Figure record listings

>> Start

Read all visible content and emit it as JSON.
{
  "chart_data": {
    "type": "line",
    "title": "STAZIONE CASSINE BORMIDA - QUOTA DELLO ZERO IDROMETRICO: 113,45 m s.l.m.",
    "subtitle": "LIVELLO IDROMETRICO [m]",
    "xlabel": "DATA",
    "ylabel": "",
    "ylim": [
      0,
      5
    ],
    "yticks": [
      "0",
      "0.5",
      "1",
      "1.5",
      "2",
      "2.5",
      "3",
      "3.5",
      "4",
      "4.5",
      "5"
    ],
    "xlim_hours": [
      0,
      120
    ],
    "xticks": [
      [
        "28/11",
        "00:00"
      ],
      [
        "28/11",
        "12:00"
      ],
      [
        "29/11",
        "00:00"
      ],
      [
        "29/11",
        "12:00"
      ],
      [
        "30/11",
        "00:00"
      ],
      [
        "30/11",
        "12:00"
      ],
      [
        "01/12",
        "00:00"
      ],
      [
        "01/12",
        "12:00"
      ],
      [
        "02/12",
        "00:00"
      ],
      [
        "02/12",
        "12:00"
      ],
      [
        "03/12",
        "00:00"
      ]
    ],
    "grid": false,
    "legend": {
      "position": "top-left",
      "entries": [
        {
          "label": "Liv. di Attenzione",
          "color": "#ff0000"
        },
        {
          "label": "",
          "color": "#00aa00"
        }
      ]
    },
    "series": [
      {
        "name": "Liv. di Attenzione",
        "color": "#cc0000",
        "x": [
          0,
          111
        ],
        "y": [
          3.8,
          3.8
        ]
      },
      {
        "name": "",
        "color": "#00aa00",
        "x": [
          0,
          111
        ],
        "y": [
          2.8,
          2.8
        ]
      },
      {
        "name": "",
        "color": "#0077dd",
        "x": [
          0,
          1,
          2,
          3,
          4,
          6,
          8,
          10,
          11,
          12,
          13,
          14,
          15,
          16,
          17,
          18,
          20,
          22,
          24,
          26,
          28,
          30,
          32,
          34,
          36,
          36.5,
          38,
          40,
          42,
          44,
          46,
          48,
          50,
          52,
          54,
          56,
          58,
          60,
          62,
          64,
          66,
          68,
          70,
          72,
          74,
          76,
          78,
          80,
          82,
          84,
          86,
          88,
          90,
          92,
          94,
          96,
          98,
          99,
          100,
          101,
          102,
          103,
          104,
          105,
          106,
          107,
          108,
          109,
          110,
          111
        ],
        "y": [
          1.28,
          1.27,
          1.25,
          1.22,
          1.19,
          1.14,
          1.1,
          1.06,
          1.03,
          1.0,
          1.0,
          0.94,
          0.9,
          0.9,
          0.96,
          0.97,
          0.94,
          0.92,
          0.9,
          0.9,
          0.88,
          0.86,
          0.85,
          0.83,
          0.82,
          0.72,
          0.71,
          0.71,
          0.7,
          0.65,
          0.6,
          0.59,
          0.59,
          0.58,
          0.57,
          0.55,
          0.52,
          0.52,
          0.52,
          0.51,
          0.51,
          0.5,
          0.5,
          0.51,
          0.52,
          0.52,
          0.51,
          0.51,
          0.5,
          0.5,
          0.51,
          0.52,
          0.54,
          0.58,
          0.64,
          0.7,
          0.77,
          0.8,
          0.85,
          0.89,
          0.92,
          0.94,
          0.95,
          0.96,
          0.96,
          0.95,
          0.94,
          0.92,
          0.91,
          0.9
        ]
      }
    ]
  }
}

>> End

From the listing above, extract all records word for word.

Read all visible content and emit it as JSON.
{
  "chart_data": {
    "type": "line",
    "title": "STAZIONE CASSINE BORMIDA - QUOTA DELLO ZERO IDROMETRICO: 113,45 m s.l.m.",
    "subtitle": "LIVELLO IDROMETRICO [m]",
    "xlabel": "DATA",
    "ylabel": "",
    "ylim": [
      0,
      5
    ],
    "yticks": [
      "0",
      "0.5",
      "1",
      "1.5",
      "2",
      "2.5",
      "3",
      "3.5",
      "4",
      "4.5",
      "5"
    ],
    "xlim_hours": [
      0,
      120
    ],
    "xticks": [
      [
        "28/11",
        "00:00"
      ],
      [
        "28/11",
        "12:00"
      ],
      [
        "29/11",
        "00:00"
      ],
      [
        "29/11",
        "12:00"
      ],
      [
        "30/11",
        "00:00"
      ],
      [
        "30/11",
        "12:00"
      ],
      [
        "01/12",
        "00:00"
      ],
      [
        "01/12",
        "12:00"
      ],
      [
        "02/12",
        "00:00"
      ],
      [
        "02/12",
        "12:00"
      ],
      [
        "03/12",
        "00:00"
      ]
    ],
    "grid": false,
    "legend": {
      "position": "top-left",
      "entries": [
        {
          "label": "Liv. di Attenzione",
          "color": "#ff0000"
        },
        {
          "label": "",
          "color": "#00aa00"
        }
      ]
    },
    "series": [
      {
        "name": "Liv. di Attenzione",
        "color": "#cc0000",
        "x": [
          0,
          111
        ],
        "y": [
          3.8,
          3.8
        ]
      },
      {
        "name": "",
        "color": "#00aa00",
        "x": [
          0,
          111
        ],
        "y": [
          2.8,
          2.8
        ]
      },
      {
        "name": "",
        "color": "#0077dd",
        "x": [
          0,
          1,
          2,
          3,
          4,
          6,
          8,
          10,
          11,
          12,
          13,
          14,
          15,
          16,
          17,
          18,
          20,
          22,
          24,
          26,
          28,
          30,
          32,
          34,
          36,
          36.5,
          38,
          40,
          42,
          44,
          46,
          48,
          50,
          52,
          54,
          56,
          58,
          60,
          62,
          64,
          66,
          68,
          70,
          72,
          74,
          76,
          78,
          80,
          82,
          84,
          86,
          88,
          90,
          92,
          94,
          96,
          98,
          99,
          100,
          101,
          102,
          103,
          104,
          105,
          106,
          107,
          108,
          109,
          110,
          111
        ],
        "y": [
          1.28,
          1.27,
          1.25,
          1.22,
          1.19,
          1.14,
          1.1,
          1.06,
          1.03,
          1.0,
          1.0,
          0.94,
          0.9,
          0.9,
          0.96,
          0.97,
          0.94,
          0.92,
          0.9,
          0.9,
          0.88,
          0.86,
          0.85,
          0.83,
          0.82,
          0.72,
          0.71,
          0.71,
          0.7,
          0.65,
          0.6,
          0.59,
          0.59,
          0.58,
          0.57,
          0.55,
          0.52,
          0.52,
          0.52,
          0.51,
          0.51,
          0.5,
          0.5,
          0.51,
          0.52,
          0.52,
          0.51,
          0.51,
          0.5,
          0.5,
          0.51,
          0.52,
          0.54,
          0.58,
          0.64,
          0.7,
          0.77,
          0.8,
          0.85,
          0.89,
          0.92,
          0.94,
          0.95,
          0.96,
          0.96,
          0.95,
          0.94,
          0.92,
          0.91,
          0.9
        ]
      }
    ]
  }
}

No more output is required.